From my viewpoint, this notion is a common ignorance among monotheists. You use the word "God" as if its meaning were something singular and self-explanatory, but it is actually laden with unspoken assumptions about what "God" means, a lack of recognition that there are several different and incompatible "Gods" if one looks at the beliefs of different people (compare, say, the Prime Mover God of an Enlightement philosopher to the talkative personal God of an Irish drunkard), not to mention religions that have no God but multiple small-case gods. People's religious outlook is most certainly not a dichotomy, there are literally millions of different views on the existence of gods.
I am curious: why was it important for your parents to pretend religion?
Because, like eurogreen's parents, my parents never told my grandparents about their apostasy, and didn't want me to blow their cover. It was also part of keeping that cover up that we didn't opt out of religion class at school when in West Germany (an experience which felt much less oppressive for me, BTW, than prayer before sleep and Sunday church when on holiday with my grandparents).
The reason my parents didn't tell about their apostasy is that they feared my grandparents (three Catholics, one of them converted from a Lutheran as a youth along with family, and a Calvinist) would both get emotionally distressed and angrily start to keep a distance, things that happened in other families. Both of those reactions are the consequences of the coercive nature of religious instruction: in their traditional way of religion, you are made to feel guilt for any omission of religious practice, and a child's apostasy is the child's moral failure and eternal damnation and the parent's failure at education.
(Actually, my grandmother was aware that my mother doesn't go to church every Sunday, but she suppressed suspicions by believing that it's because my mother has no time besides her job and home chores. Still, a few years before her death, her suspicions about us must have solidified, as once she levelled a cryptic accusation of "apostasy" at me.)
And, again, if you didn't have experience with such religious instruction, you were the lucky exemption. *Lunatic*, n. One whose delusions are out of fashion.
People's religious outlook is most certainly not a dichotomy, there are literally millions of different views on the existence of gods.
And my point was religious freedom, and that no religious or a-religious view is to be privileged. Surely, with notions around that religion has no place in the public sphere, there is a dichotomy of a public sphere without any reference to religion and one that includes the freedom to public references to religion, whichever religion that may be. I see signs of a reversal of the religious coercion (with all the consequences of "guilt" and so) that you describe, instead of a disappearance of coercion which I wish for.
DoDo:
And, again, if you didn't have experience with such religious instruction, you were the lucky exemption.
I have no idea whose experience is more representative of a majority, yours or mine. Is it important? Though probably I shouldn't complain: for the first time in this thread someone acknowledges that my experience exists, and does not tell me that religion automatically is something coercive and oppressive.

GIVEN DATA:
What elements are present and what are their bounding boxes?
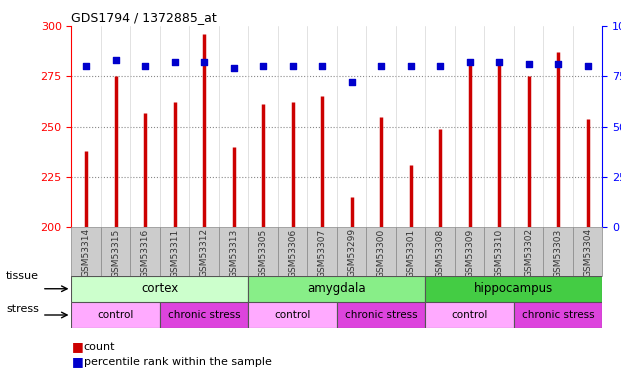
Text: ■: ■ [71, 356, 83, 368]
Bar [484, 227, 514, 276]
Text: GSM53316: GSM53316 [141, 228, 150, 278]
Bar [425, 276, 602, 302]
Text: GSM53310: GSM53310 [495, 228, 504, 278]
Text: amygdala: amygdala [307, 282, 366, 295]
Bar [573, 227, 602, 276]
Text: GSM53300: GSM53300 [377, 228, 386, 278]
Bar [248, 302, 337, 328]
Text: control: control [274, 310, 311, 320]
Text: GSM53303: GSM53303 [554, 228, 563, 278]
Point [81, 63, 91, 69]
Text: cortex: cortex [142, 282, 178, 295]
Bar [514, 302, 602, 328]
Text: ■: ■ [71, 340, 83, 353]
Point [258, 63, 268, 69]
Bar [248, 227, 278, 276]
Text: GSM53312: GSM53312 [200, 228, 209, 278]
Point [376, 63, 386, 69]
Text: GSM53306: GSM53306 [288, 228, 297, 278]
Bar [396, 227, 425, 276]
Point [111, 57, 120, 63]
Text: count: count [84, 342, 116, 352]
Text: GSM53308: GSM53308 [436, 228, 445, 278]
Point [465, 59, 474, 65]
Text: GSM53315: GSM53315 [111, 228, 120, 278]
Text: chronic stress: chronic stress [168, 310, 240, 320]
Text: GSM53307: GSM53307 [318, 228, 327, 278]
Bar [130, 227, 160, 276]
Text: percentile rank within the sample: percentile rank within the sample [84, 357, 272, 367]
Text: GSM53311: GSM53311 [170, 228, 179, 278]
Bar [248, 276, 425, 302]
Text: stress: stress [6, 304, 39, 314]
Bar [307, 227, 337, 276]
Text: GSM53305: GSM53305 [259, 228, 268, 278]
Text: GSM53314: GSM53314 [82, 228, 91, 278]
Text: GSM53313: GSM53313 [229, 228, 238, 278]
Bar [160, 302, 248, 328]
Text: tissue: tissue [6, 271, 39, 280]
Point [140, 63, 150, 69]
Point [288, 63, 297, 69]
Bar [278, 227, 307, 276]
Bar [71, 276, 248, 302]
Point [435, 63, 445, 69]
Bar [425, 302, 514, 328]
Bar [101, 227, 130, 276]
Bar [219, 227, 248, 276]
Text: control: control [451, 310, 488, 320]
Text: hippocampus: hippocampus [474, 282, 553, 295]
Point [494, 59, 504, 65]
Bar [455, 227, 484, 276]
Point [229, 65, 238, 71]
Bar [514, 227, 543, 276]
Point [199, 59, 209, 65]
Point [170, 59, 179, 65]
Bar [543, 227, 573, 276]
Text: chronic stress: chronic stress [522, 310, 594, 320]
Bar [337, 302, 425, 328]
Bar [160, 227, 189, 276]
Bar [366, 227, 396, 276]
Point [317, 63, 327, 69]
Text: GSM53304: GSM53304 [583, 228, 592, 278]
Text: chronic stress: chronic stress [345, 310, 417, 320]
Text: GSM53309: GSM53309 [465, 228, 474, 278]
Point [347, 80, 356, 86]
Text: GSM53301: GSM53301 [406, 228, 415, 278]
Text: GSM53302: GSM53302 [524, 228, 533, 278]
Point [524, 62, 533, 68]
Point [406, 63, 415, 69]
Bar [71, 302, 160, 328]
Bar [337, 227, 366, 276]
Bar [425, 227, 455, 276]
Point [553, 62, 563, 68]
Text: GDS1794 / 1372885_at: GDS1794 / 1372885_at [71, 11, 217, 24]
Text: control: control [97, 310, 134, 320]
Point [582, 63, 592, 69]
Bar [71, 227, 101, 276]
Text: GSM53299: GSM53299 [347, 228, 356, 278]
Bar [189, 227, 219, 276]
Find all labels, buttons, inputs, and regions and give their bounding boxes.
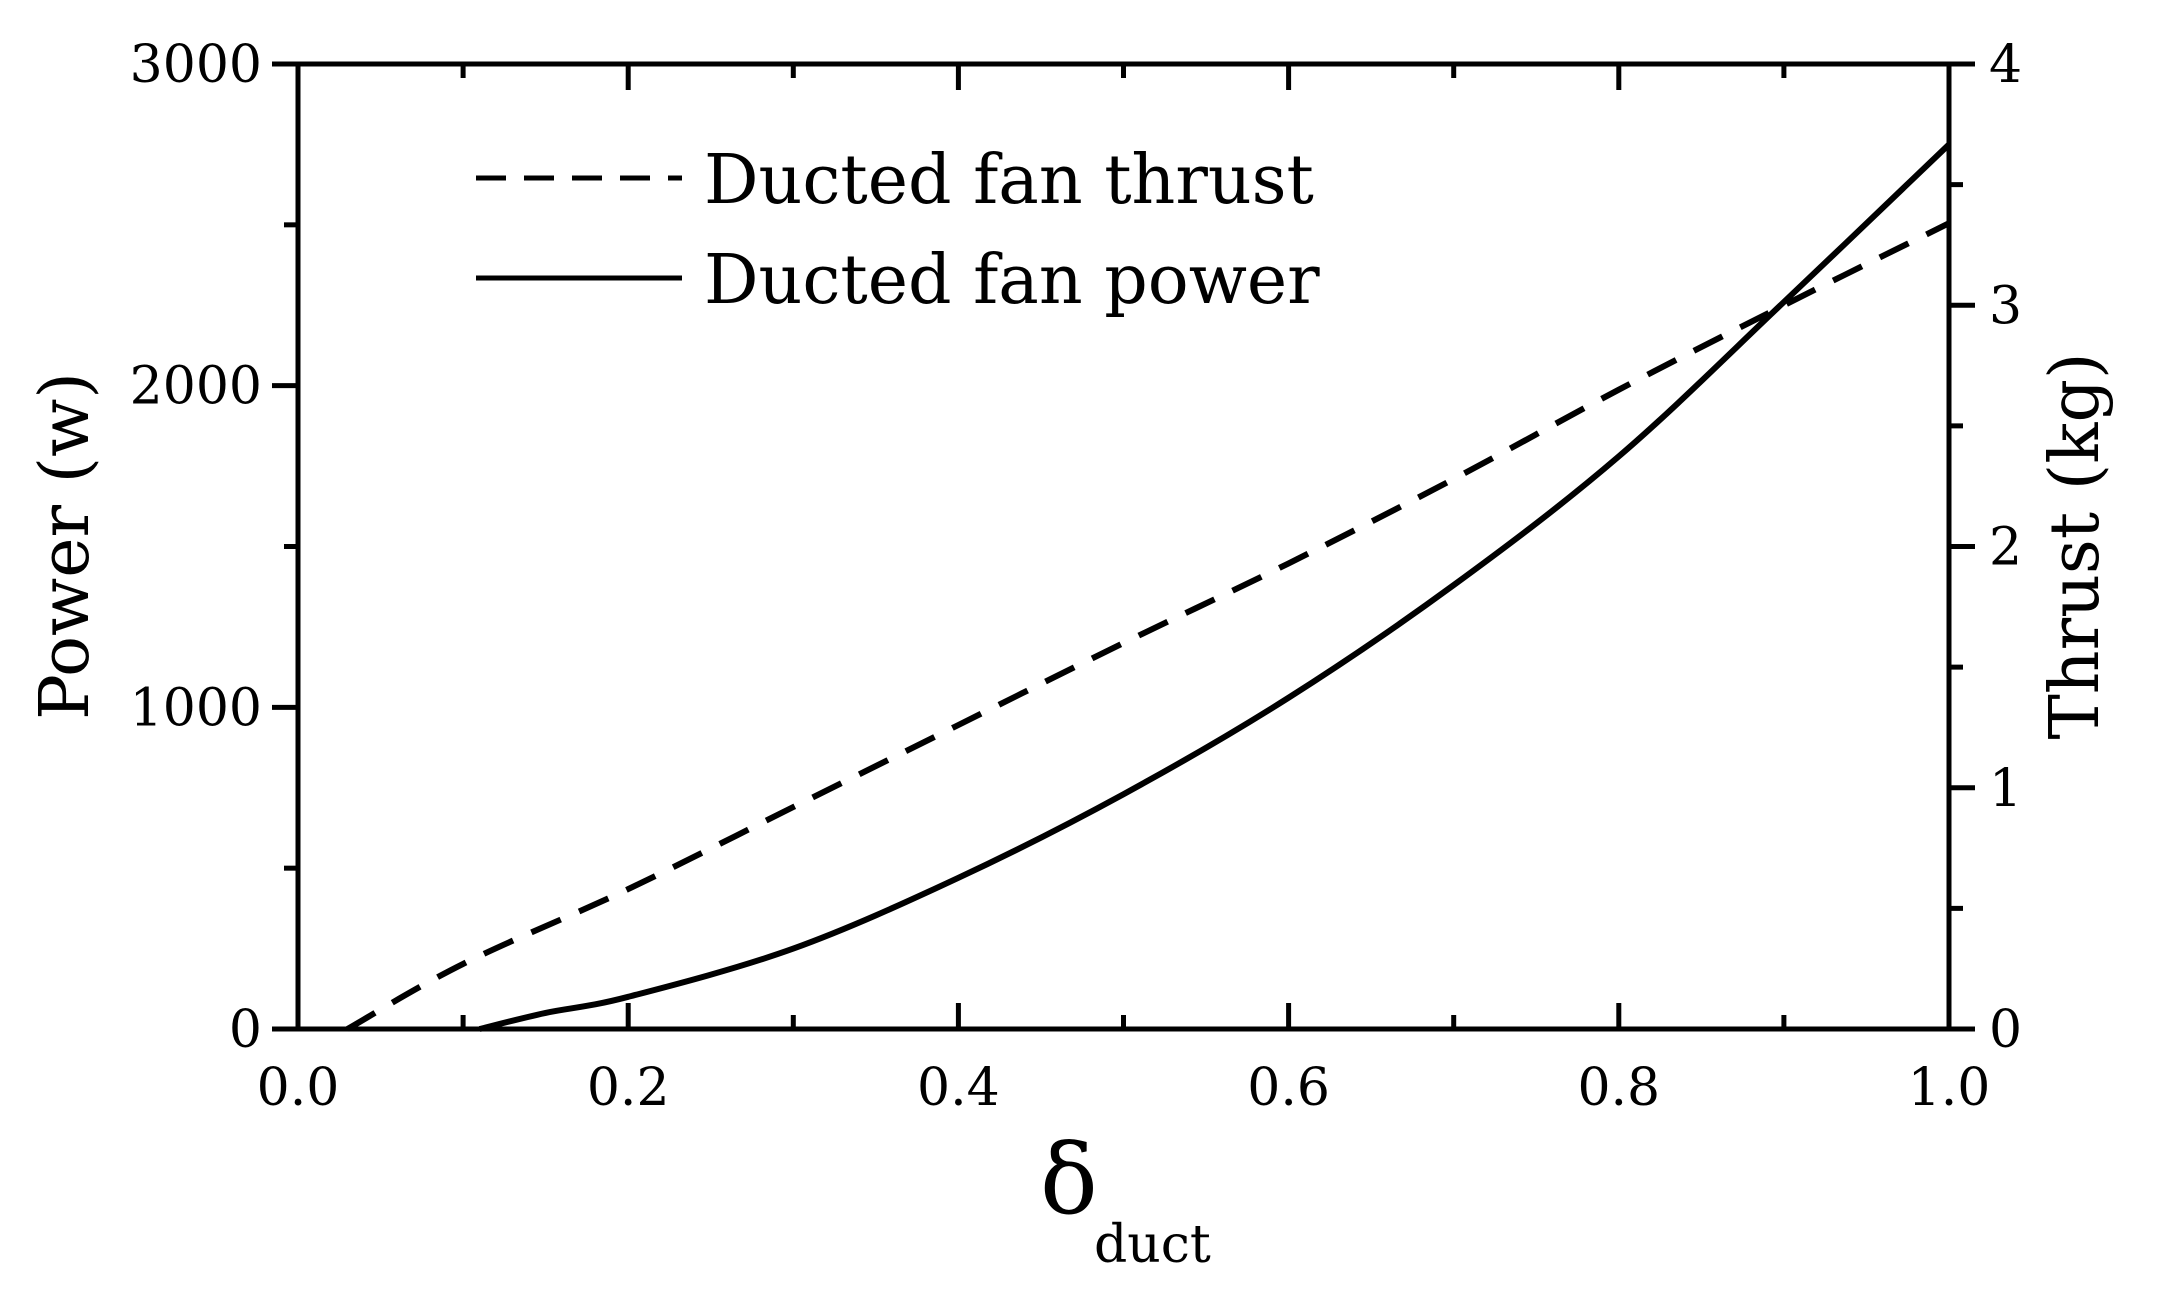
y-left-tick-label: 3000 — [130, 35, 262, 95]
x-tick-label: 0.2 — [587, 1058, 670, 1118]
y-right-axis-title: Thrust (kg) — [2036, 352, 2115, 739]
legend: Ducted fan thrust Ducted fan power — [476, 141, 1320, 320]
y-left-tick-label: 2000 — [130, 357, 262, 417]
x-tick-label: 1.0 — [1908, 1058, 1991, 1118]
y-right-tick-label: 3 — [1989, 276, 2022, 336]
x-axis-symbol: δ — [1040, 1124, 1098, 1236]
y-right-tick-label: 1 — [1989, 759, 2022, 819]
series-layer — [346, 142, 1952, 1032]
y-left-tick-label: 0 — [229, 1000, 262, 1060]
x-tick-label: 0.6 — [1247, 1058, 1330, 1118]
ticks-layer — [272, 61, 1975, 1032]
y-right-tick-label: 4 — [1989, 35, 2022, 95]
legend-label-thrust: Ducted fan thrust — [704, 141, 1314, 220]
y-right-tick-label: 0 — [1989, 1000, 2022, 1060]
x-tick-label: 0.4 — [917, 1058, 1000, 1118]
x-axis-subscript: duct — [1094, 1215, 1211, 1275]
x-axis-title: δ — [1040, 1124, 1098, 1236]
y-left-tick-label: 1000 — [130, 678, 262, 738]
y-right-tick-label: 2 — [1989, 518, 2022, 578]
series-line-power — [478, 142, 1952, 1032]
y-left-axis-title: Power (w) — [26, 372, 105, 720]
legend-label-power: Ducted fan power — [704, 241, 1320, 320]
x-tick-label: 0.8 — [1577, 1058, 1660, 1118]
series-line-thrust — [346, 220, 1951, 1032]
x-tick-label: 0.0 — [257, 1058, 340, 1118]
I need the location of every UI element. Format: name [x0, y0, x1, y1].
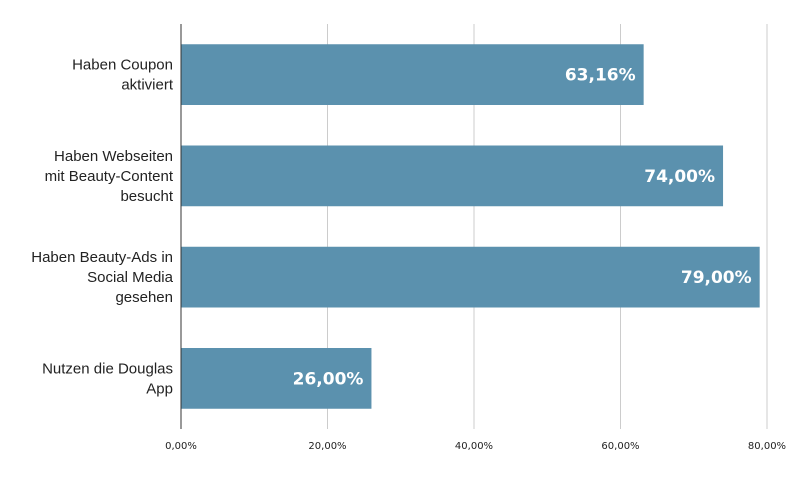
x-tick-label: 20,00%: [308, 441, 346, 452]
data-label: 79,00%: [681, 268, 752, 288]
bar: [181, 145, 724, 207]
category-label: Haben Webseiten mit Beauty-Content besucht: [45, 148, 174, 205]
data-label: 26,00%: [293, 369, 364, 389]
category-label: Nutzen die Douglas App: [42, 360, 173, 397]
x-tick-label: 80,00%: [748, 441, 786, 452]
x-tick-labels: 0,00% 20,00% 40,00% 60,00% 80,00%: [165, 441, 786, 452]
x-tick-label: 0,00%: [165, 441, 197, 452]
x-tick-label: 60,00%: [601, 441, 639, 452]
category-label: Haben Coupon aktiviert: [72, 57, 174, 94]
bar-series: 63,16% 74,00% 79,00% 26,00%: [181, 44, 760, 409]
x-tick-label: 40,00%: [455, 441, 493, 452]
data-label: 74,00%: [644, 167, 715, 187]
category-labels: Haben Coupon aktiviert Haben Webseiten mit …: [31, 57, 174, 398]
data-label: 63,16%: [565, 66, 636, 86]
bar: [181, 44, 644, 105]
bar: [181, 348, 372, 409]
category-label: Haben Beauty-Ads in Social Media gesehen: [31, 249, 173, 306]
bar: [181, 246, 760, 308]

WHAT TO PRODUCE:
Reproduce word for word the passage of the discussion on religion that opens with the words "Because, like eurogreen's" and closes with "with my grandparents).".

SOLUTION TO THIS PROBLEM:
Because, like eurogreen's parents, my parents never told my grandparents about their apostasy, and didn't want me to blow their cover. It was also part of keeping that cover up that we didn't opt out of religion class at school when in West Germany (an experience which felt much less oppressive for me, BTW, than prayer before sleep and Sunday church when on holiday with my grandparents).